§ **Requirement**:
Type out the records that follow, exactly as given.

§ **Extracts from a graphics dataset**:

===============

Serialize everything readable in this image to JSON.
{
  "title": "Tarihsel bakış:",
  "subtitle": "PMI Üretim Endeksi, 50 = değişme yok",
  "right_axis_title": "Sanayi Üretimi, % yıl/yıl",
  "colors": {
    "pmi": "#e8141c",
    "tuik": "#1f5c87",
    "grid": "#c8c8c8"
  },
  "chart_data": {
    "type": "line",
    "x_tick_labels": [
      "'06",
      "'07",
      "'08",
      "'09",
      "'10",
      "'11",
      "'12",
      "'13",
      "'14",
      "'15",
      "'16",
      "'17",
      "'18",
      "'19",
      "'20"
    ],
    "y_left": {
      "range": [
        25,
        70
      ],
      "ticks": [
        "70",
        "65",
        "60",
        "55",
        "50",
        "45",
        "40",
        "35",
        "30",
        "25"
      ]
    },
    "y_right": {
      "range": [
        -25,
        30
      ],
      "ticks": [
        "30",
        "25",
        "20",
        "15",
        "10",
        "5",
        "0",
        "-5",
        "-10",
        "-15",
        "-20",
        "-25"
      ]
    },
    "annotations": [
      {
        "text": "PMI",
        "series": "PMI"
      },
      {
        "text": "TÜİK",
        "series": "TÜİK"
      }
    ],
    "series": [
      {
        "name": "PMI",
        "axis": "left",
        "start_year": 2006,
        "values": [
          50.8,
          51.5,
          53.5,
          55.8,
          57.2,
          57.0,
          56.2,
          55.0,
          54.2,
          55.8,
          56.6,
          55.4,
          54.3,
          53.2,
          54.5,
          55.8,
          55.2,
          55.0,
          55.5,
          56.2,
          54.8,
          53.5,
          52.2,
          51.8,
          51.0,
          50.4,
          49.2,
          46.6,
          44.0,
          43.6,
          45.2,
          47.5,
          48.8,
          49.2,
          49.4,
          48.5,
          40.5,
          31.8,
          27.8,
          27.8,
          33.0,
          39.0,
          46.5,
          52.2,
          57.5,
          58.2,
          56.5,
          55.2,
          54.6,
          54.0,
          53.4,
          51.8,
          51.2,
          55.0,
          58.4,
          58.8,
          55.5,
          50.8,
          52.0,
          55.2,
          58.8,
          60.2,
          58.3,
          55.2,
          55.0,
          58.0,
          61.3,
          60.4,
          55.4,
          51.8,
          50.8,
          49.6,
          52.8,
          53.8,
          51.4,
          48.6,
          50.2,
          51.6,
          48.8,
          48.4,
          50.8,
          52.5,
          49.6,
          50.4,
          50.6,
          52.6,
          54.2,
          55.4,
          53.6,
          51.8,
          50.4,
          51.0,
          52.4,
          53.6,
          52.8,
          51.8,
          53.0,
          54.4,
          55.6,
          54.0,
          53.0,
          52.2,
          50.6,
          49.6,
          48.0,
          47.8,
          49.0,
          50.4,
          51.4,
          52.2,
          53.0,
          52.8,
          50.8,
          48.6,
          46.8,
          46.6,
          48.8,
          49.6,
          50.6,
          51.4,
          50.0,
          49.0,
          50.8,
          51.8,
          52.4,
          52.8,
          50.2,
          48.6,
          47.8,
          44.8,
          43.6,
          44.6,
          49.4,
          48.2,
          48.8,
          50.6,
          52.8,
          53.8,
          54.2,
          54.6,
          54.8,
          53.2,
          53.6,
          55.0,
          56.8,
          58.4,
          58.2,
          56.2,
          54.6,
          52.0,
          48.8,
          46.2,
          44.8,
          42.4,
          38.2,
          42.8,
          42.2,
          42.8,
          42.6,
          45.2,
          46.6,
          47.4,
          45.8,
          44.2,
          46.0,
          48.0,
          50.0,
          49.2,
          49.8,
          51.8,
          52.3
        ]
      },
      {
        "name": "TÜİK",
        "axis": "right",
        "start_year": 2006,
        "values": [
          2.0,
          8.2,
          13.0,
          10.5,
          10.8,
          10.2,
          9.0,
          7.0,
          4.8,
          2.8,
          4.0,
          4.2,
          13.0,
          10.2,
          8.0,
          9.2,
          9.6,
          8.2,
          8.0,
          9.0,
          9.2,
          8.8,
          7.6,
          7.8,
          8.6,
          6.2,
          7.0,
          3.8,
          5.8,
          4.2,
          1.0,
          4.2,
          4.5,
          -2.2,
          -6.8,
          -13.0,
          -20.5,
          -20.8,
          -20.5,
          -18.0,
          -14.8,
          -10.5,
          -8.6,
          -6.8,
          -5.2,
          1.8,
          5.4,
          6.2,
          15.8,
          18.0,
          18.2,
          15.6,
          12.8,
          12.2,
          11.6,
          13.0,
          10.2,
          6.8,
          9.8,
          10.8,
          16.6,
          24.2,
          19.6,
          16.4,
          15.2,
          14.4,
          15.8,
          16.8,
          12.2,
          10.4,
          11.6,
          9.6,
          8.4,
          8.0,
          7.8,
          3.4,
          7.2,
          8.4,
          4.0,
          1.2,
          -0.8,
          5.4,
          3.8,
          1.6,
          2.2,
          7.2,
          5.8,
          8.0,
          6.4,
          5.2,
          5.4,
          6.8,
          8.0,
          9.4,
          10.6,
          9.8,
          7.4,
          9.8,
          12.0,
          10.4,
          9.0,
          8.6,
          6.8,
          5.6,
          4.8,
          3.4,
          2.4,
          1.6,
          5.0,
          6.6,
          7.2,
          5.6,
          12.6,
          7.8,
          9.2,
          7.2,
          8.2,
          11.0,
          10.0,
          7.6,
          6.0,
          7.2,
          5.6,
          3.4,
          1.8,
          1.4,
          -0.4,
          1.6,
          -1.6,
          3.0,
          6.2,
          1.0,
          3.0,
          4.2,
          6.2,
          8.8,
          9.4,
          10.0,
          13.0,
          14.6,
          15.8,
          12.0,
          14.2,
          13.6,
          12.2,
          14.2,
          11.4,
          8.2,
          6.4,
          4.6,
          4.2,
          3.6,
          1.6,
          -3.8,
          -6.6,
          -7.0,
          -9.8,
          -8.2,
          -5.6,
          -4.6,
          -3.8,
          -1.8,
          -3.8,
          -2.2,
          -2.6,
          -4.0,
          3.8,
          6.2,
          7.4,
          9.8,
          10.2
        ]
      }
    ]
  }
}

===============

§ **Output for this exercise**:
Serialize everything readable in this image to JSON.
{
  "title": "Tarihsel bakış:",
  "subtitle": "PMI Üretim Endeksi, 50 = değişme yok",
  "right_axis_title": "Sanayi Üretimi, % yıl/yıl",
  "colors": {
    "pmi": "#e8141c",
    "tuik": "#1f5c87",
    "grid": "#c8c8c8"
  },
  "chart_data": {
    "type": "line",
    "x_tick_labels": [
      "'06",
      "'07",
      "'08",
      "'09",
      "'10",
      "'11",
      "'12",
      "'13",
      "'14",
      "'15",
      "'16",
      "'17",
      "'18",
      "'19",
      "'20"
    ],
    "y_left": {
      "range": [
        25,
        70
      ],
      "ticks": [
        "70",
        "65",
        "60",
        "55",
        "50",
        "45",
        "40",
        "35",
        "30",
        "25"
      ]
    },
    "y_right": {
      "range": [
        -25,
        30
      ],
      "ticks": [
        "30",
        "25",
        "20",
        "15",
        "10",
        "5",
        "0",
        "-5",
        "-10",
        "-15",
        "-20",
        "-25"
      ]
    },
    "annotations": [
      {
        "text": "PMI",
        "series": "PMI"
      },
      {
        "text": "TÜİK",
        "series": "TÜİK"
      }
    ],
    "series": [
      {
        "name": "PMI",
        "axis": "left",
        "start_year": 2006,
        "values": [
          50.8,
          51.5,
          53.5,
          55.8,
          57.2,
          57.0,
          56.2,
          55.0,
          54.2,
          55.8,
          56.6,
          55.4,
          54.3,
          53.2,
          54.5,
          55.8,
          55.2,
          55.0,
          55.5,
          56.2,
          54.8,
          53.5,
          52.2,
          51.8,
          51.0,
          50.4,
          49.2,
          46.6,
          44.0,
          43.6,
          45.2,
          47.5,
          48.8,
          49.2,
          49.4,
          48.5,
          40.5,
          31.8,
          27.8,
          27.8,
          33.0,
          39.0,
          46.5,
          52.2,
          57.5,
          58.2,
          56.5,
          55.2,
          54.6,
          54.0,
          53.4,
          51.8,
          51.2,
          55.0,
          58.4,
          58.8,
          55.5,
          50.8,
          52.0,
          55.2,
          58.8,
          60.2,
          58.3,
          55.2,
          55.0,
          58.0,
          61.3,
          60.4,
          55.4,
          51.8,
          50.8,
          49.6,
          52.8,
          53.8,
          51.4,
          48.6,
          50.2,
          51.6,
          48.8,
          48.4,
          50.8,
          52.5,
          49.6,
          50.4,
          50.6,
          52.6,
          54.2,
          55.4,
          53.6,
          51.8,
          50.4,
          51.0,
          52.4,
          53.6,
          52.8,
          51.8,
          53.0,
          54.4,
          55.6,
          54.0,
          53.0,
          52.2,
          50.6,
          49.6,
          48.0,
          47.8,
          49.0,
          50.4,
          51.4,
          52.2,
          53.0,
          52.8,
          50.8,
          48.6,
          46.8,
          46.6,
          48.8,
          49.6,
          50.6,
          51.4,
          50.0,
          49.0,
          50.8,
          51.8,
          52.4,
          52.8,
          50.2,
          48.6,
          47.8,
          44.8,
          43.6,
          44.6,
          49.4,
          48.2,
          48.8,
          50.6,
          52.8,
          53.8,
          54.2,
          54.6,
          54.8,
          53.2,
          53.6,
          55.0,
          56.8,
          58.4,
          58.2,
          56.2,
          54.6,
          52.0,
          48.8,
          46.2,
          44.8,
          42.4,
          38.2,
          42.8,
          42.2,
          42.8,
          42.6,
          45.2,
          46.6,
          47.4,
          45.8,
          44.2,
          46.0,
          48.0,
          50.0,
          49.2,
          49.8,
          51.8,
          52.3
        ]
      },
      {
        "name": "TÜİK",
        "axis": "right",
        "start_year": 2006,
        "values": [
          2.0,
          8.2,
          13.0,
          10.5,
          10.8,
          10.2,
          9.0,
          7.0,
          4.8,
          2.8,
          4.0,
          4.2,
          13.0,
          10.2,
          8.0,
          9.2,
          9.6,
          8.2,
          8.0,
          9.0,
          9.2,
          8.8,
          7.6,
          7.8,
          8.6,
          6.2,
          7.0,
          3.8,
          5.8,
          4.2,
          1.0,
          4.2,
          4.5,
          -2.2,
          -6.8,
          -13.0,
          -20.5,
          -20.8,
          -20.5,
          -18.0,
          -14.8,
          -10.5,
          -8.6,
          -6.8,
          -5.2,
          1.8,
          5.4,
          6.2,
          15.8,
          18.0,
          18.2,
          15.6,
          12.8,
          12.2,
          11.6,
          13.0,
          10.2,
          6.8,
          9.8,
          10.8,
          16.6,
          24.2,
          19.6,
          16.4,
          15.2,
          14.4,
          15.8,
          16.8,
          12.2,
          10.4,
          11.6,
          9.6,
          8.4,
          8.0,
          7.8,
          3.4,
          7.2,
          8.4,
          4.0,
          1.2,
          -0.8,
          5.4,
          3.8,
          1.6,
          2.2,
          7.2,
          5.8,
          8.0,
          6.4,
          5.2,
          5.4,
          6.8,
          8.0,
          9.4,
          10.6,
          9.8,
          7.4,
          9.8,
          12.0,
          10.4,
          9.0,
          8.6,
          6.8,
          5.6,
          4.8,
          3.4,
          2.4,
          1.6,
          5.0,
          6.6,
          7.2,
          5.6,
          12.6,
          7.8,
          9.2,
          7.2,
          8.2,
          11.0,
          10.0,
          7.6,
          6.0,
          7.2,
          5.6,
          3.4,
          1.8,
          1.4,
          -0.4,
          1.6,
          -1.6,
          3.0,
          6.2,
          1.0,
          3.0,
          4.2,
          6.2,
          8.8,
          9.4,
          10.0,
          13.0,
          14.6,
          15.8,
          12.0,
          14.2,
          13.6,
          12.2,
          14.2,
          11.4,
          8.2,
          6.4,
          4.6,
          4.2,
          3.6,
          1.6,
          -3.8,
          -6.6,
          -7.0,
          -9.8,
          -8.2,
          -5.6,
          -4.6,
          -3.8,
          -1.8,
          -3.8,
          -2.2,
          -2.6,
          -4.0,
          3.8,
          6.2,
          7.4,
          9.8,
          10.2
        ]
      }
    ]
  }
}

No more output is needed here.